Aim of the task
Could you write out the records below exactly as they appear?

[Dataset records]
=-=-=
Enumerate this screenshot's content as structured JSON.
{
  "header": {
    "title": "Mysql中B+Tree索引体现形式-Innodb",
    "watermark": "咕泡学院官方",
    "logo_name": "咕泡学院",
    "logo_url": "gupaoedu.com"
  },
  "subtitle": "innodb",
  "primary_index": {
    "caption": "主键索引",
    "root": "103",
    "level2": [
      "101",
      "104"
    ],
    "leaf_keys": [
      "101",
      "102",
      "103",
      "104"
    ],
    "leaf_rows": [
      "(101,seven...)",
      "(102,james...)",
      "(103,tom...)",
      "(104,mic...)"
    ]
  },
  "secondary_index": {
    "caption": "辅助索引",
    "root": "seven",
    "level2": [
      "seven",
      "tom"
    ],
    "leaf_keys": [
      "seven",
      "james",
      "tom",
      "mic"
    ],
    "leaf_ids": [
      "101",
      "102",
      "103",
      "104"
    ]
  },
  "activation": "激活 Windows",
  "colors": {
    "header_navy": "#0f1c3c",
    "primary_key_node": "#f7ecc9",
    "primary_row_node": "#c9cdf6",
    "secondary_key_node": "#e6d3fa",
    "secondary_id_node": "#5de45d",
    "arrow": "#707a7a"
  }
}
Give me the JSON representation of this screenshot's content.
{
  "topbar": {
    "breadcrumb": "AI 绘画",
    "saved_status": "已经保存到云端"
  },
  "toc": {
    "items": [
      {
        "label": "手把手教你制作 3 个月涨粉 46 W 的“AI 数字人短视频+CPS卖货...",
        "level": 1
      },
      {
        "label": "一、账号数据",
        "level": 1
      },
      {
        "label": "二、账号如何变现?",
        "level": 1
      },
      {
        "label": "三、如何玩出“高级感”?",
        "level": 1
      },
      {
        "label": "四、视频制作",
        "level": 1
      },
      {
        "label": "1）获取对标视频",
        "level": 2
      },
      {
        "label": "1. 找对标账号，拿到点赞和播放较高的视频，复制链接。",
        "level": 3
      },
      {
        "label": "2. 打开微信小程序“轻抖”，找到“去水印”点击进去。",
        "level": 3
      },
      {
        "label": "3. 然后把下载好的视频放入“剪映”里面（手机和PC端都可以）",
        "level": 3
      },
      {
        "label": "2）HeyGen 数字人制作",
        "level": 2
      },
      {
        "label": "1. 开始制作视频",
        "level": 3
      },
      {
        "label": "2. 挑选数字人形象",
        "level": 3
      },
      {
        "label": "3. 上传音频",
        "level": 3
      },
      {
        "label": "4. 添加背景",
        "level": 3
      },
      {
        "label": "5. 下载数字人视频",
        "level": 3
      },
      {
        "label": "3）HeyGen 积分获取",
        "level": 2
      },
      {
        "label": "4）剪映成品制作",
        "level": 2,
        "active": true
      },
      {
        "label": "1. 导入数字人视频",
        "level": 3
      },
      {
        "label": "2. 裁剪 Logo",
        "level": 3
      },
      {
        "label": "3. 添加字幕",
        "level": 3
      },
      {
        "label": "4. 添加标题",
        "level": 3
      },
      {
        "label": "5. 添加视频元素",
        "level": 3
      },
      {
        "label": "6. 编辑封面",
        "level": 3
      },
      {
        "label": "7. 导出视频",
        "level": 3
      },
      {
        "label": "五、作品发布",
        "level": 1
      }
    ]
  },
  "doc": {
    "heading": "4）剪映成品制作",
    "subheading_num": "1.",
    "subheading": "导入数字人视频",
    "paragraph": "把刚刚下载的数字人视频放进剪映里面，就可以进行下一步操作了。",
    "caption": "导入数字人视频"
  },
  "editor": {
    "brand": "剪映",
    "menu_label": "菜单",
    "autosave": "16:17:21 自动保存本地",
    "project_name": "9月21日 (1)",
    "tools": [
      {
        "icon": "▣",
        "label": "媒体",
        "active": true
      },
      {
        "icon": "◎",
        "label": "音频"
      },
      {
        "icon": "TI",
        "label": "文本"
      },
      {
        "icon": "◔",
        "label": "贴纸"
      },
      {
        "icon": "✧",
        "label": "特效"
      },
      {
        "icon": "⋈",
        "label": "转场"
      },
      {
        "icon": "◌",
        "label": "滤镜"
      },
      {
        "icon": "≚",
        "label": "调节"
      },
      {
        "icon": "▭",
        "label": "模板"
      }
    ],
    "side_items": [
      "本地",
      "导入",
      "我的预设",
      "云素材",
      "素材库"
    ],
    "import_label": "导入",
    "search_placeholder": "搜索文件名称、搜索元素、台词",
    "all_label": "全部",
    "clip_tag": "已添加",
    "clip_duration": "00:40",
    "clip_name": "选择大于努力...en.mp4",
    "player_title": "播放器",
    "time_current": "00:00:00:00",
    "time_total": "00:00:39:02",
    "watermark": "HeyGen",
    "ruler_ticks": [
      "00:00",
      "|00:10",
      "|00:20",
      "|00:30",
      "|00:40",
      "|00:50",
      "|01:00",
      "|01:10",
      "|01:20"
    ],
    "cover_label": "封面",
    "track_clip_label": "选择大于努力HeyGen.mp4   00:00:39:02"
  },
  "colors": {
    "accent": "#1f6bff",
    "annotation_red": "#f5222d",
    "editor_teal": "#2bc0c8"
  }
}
=-=-=
Task result
Enumerate this screenshot's content as structured JSON.
{
  "header": {
    "title": "Mysql中B+Tree索引体现形式-Innodb",
    "watermark": "咕泡学院官方",
    "logo_name": "咕泡学院",
    "logo_url": "gupaoedu.com"
  },
  "subtitle": "innodb",
  "primary_index": {
    "caption": "主键索引",
    "root": "103",
    "level2": [
      "101",
      "104"
    ],
    "leaf_keys": [
      "101",
      "102",
      "103",
      "104"
    ],
    "leaf_rows": [
      "(101,seven...)",
      "(102,james...)",
      "(103,tom...)",
      "(104,mic...)"
    ]
  },
  "secondary_index": {
    "caption": "辅助索引",
    "root": "seven",
    "level2": [
      "seven",
      "tom"
    ],
    "leaf_keys": [
      "seven",
      "james",
      "tom",
      "mic"
    ],
    "leaf_ids": [
      "101",
      "102",
      "103",
      "104"
    ]
  },
  "activation": "激活 Windows",
  "colors": {
    "header_navy": "#0f1c3c",
    "primary_key_node": "#f7ecc9",
    "primary_row_node": "#c9cdf6",
    "secondary_key_node": "#e6d3fa",
    "secondary_id_node": "#5de45d",
    "arrow": "#707a7a"
  }
}
Give me the JSON representation of this screenshot's content.
{
  "topbar": {
    "breadcrumb": "AI 绘画",
    "saved_status": "已经保存到云端"
  },
  "toc": {
    "items": [
      {
        "label": "手把手教你制作 3 个月涨粉 46 W 的“AI 数字人短视频+CPS卖货...",
        "level": 1
      },
      {
        "label": "一、账号数据",
        "level": 1
      },
      {
        "label": "二、账号如何变现?",
        "level": 1
      },
      {
        "label": "三、如何玩出“高级感”?",
        "level": 1
      },
      {
        "label": "四、视频制作",
        "level": 1
      },
      {
        "label": "1）获取对标视频",
        "level": 2
      },
      {
        "label": "1. 找对标账号，拿到点赞和播放较高的视频，复制链接。",
        "level": 3
      },
      {
        "label": "2. 打开微信小程序“轻抖”，找到“去水印”点击进去。",
        "level": 3
      },
      {
        "label": "3. 然后把下载好的视频放入“剪映”里面（手机和PC端都可以）",
        "level": 3
      },
      {
        "label": "2）HeyGen 数字人制作",
        "level": 2
      },
      {
        "label": "1. 开始制作视频",
        "level": 3
      },
      {
        "label": "2. 挑选数字人形象",
        "level": 3
      },
      {
        "label": "3. 上传音频",
        "level": 3
      },
      {
        "label": "4. 添加背景",
        "level": 3
      },
      {
        "label": "5. 下载数字人视频",
        "level": 3
      },
      {
        "label": "3）HeyGen 积分获取",
        "level": 2
      },
      {
        "label": "4）剪映成品制作",
        "level": 2,
        "active": true
      },
      {
        "label": "1. 导入数字人视频",
        "level": 3
      },
      {
        "label": "2. 裁剪 Logo",
        "level": 3
      },
      {
        "label": "3. 添加字幕",
        "level": 3
      },
      {
        "label": "4. 添加标题",
        "level": 3
      },
      {
        "label": "5. 添加视频元素",
        "level": 3
      },
      {
        "label": "6. 编辑封面",
        "level": 3
      },
      {
        "label": "7. 导出视频",
        "level": 3
      },
      {
        "label": "五、作品发布",
        "level": 1
      }
    ]
  },
  "doc": {
    "heading": "4）剪映成品制作",
    "subheading_num": "1.",
    "subheading": "导入数字人视频",
    "paragraph": "把刚刚下载的数字人视频放进剪映里面，就可以进行下一步操作了。",
    "caption": "导入数字人视频"
  },
  "editor": {
    "brand": "剪映",
    "menu_label": "菜单",
    "autosave": "16:17:21 自动保存本地",
    "project_name": "9月21日 (1)",
    "tools": [
      {
        "icon": "▣",
        "label": "媒体",
        "active": true
      },
      {
        "icon": "◎",
        "label": "音频"
      },
      {
        "icon": "TI",
        "label": "文本"
      },
      {
        "icon": "◔",
        "label": "贴纸"
      },
      {
        "icon": "✧",
        "label": "特效"
      },
      {
        "icon": "⋈",
        "label": "转场"
      },
      {
        "icon": "◌",
        "label": "滤镜"
      },
      {
        "icon": "≚",
        "label": "调节"
      },
      {
        "icon": "▭",
        "label": "模板"
      }
    ],
    "side_items": [
      "本地",
      "导入",
      "我的预设",
      "云素材",
      "素材库"
    ],
    "import_label": "导入",
    "search_placeholder": "搜索文件名称、搜索元素、台词",
    "all_label": "全部",
    "clip_tag": "已添加",
    "clip_duration": "00:40",
    "clip_name": "选择大于努力...en.mp4",
    "player_title": "播放器",
    "time_current": "00:00:00:00",
    "time_total": "00:00:39:02",
    "watermark": "HeyGen",
    "ruler_ticks": [
      "00:00",
      "|00:10",
      "|00:20",
      "|00:30",
      "|00:40",
      "|00:50",
      "|01:00",
      "|01:10",
      "|01:20"
    ],
    "cover_label": "封面",
    "track_clip_label": "选择大于努力HeyGen.mp4   00:00:39:02"
  },
  "colors": {
    "accent": "#1f6bff",
    "annotation_red": "#f5222d",
    "editor_teal": "#2bc0c8"
  }
}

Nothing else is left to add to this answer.